**Data shown**:

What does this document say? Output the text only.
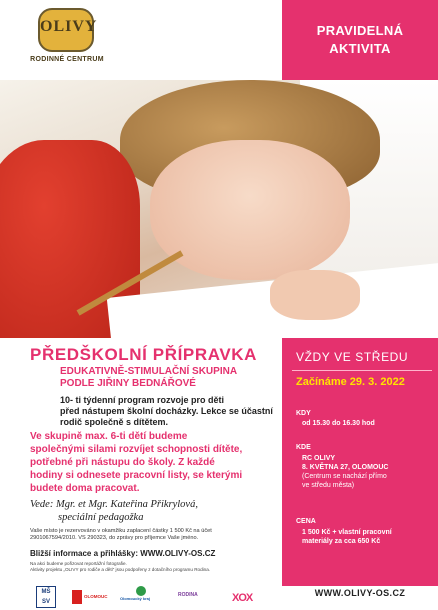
OLIVY
RODINNÉ CENTRUM
PRAVIDELNÁ
AKTIVITA
PŘEDŠKOLNÍ PŘÍPRAVKA
EDUKATIVNĚ-STIMULAČNÍ SKUPINA
PODLE JIŘINY BEDNÁŘOVÉ
10- ti týdenní program rozvoje pro děti
před nástupem školní docházky. Lekce se účastní
rodič společně s dítětem.
Ve skupině max. 6-ti dětí budeme
společnými silami rozvíjet schopnosti dítěte,
potřebné při nástupu do školy. Z každé
hodiny si odnesete pracovní listy, se kterými
budete doma pracovat.
Vede: Mgr. et Mgr. Kateřina Přikrylová,
speciální pedagožka
Vaše místo je rezervováno v okamžiku zaplacení částky 1 500 Kč na účet
2901067594/2010. VS 290323, do zprávy pro příjemce Vaše jméno.
Bližší informace a přihlášky: WWW.OLIVY-OS.CZ
Na akci budeme pořizovat reportážní fotografie.
Aktivity projektu „OLIVY pro rodiče a děti" jsou podpořeny z dotačního programu Rodina.
VŽDY VE STŘEDU
Začínáme 29. 3. 2022
KDY
od 15.30 do 16.30 hod
KDE
RC OLIVY
8. KVĚTNA 27, OLOMOUC
(Centrum se nachází přímo
ve středu města)
CENA
1 500 Kč + vlastní pracovní
materiály za cca 650 Kč
MŠ
SV
OLOMOUC	Olomoucký kraj
RODINA	XOX	WWW.OLIVY-OS.CZ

**Exercise goal**: Repeat the material above in full and exactly, omitting the pictures.

**Task result**:
What does this document say? Output the text only.
OLIVY
RODINNÉ CENTRUM
PRAVIDELNÁ
AKTIVITA
PŘEDŠKOLNÍ PŘÍPRAVKA
EDUKATIVNĚ-STIMULAČNÍ SKUPINA
PODLE JIŘINY BEDNÁŘOVÉ
10- ti týdenní program rozvoje pro děti
před nástupem školní docházky. Lekce se účastní
rodič společně s dítětem.
Ve skupině max. 6-ti dětí budeme
společnými silami rozvíjet schopnosti dítěte,
potřebné při nástupu do školy. Z každé
hodiny si odnesete pracovní listy, se kterými
budete doma pracovat.
Vede: Mgr. et Mgr. Kateřina Přikrylová,
speciální pedagožka
Vaše místo je rezervováno v okamžiku zaplacení částky 1 500 Kč na účet
2901067594/2010. VS 290323, do zprávy pro příjemce Vaše jméno.
Bližší informace a přihlášky: WWW.OLIVY-OS.CZ
Na akci budeme pořizovat reportážní fotografie.
Aktivity projektu „OLIVY pro rodiče a děti" jsou podpořeny z dotačního programu Rodina.
VŽDY VE STŘEDU
Začínáme 29. 3. 2022
KDY
od 15.30 do 16.30 hod
KDE
RC OLIVY
8. KVĚTNA 27, OLOMOUC
(Centrum se nachází přímo
ve středu města)
CENA
1 500 Kč + vlastní pracovní
materiály za cca 650 Kč
MŠ
SV
OLOMOUC	Olomoucký kraj
RODINA	XOX	WWW.OLIVY-OS.CZ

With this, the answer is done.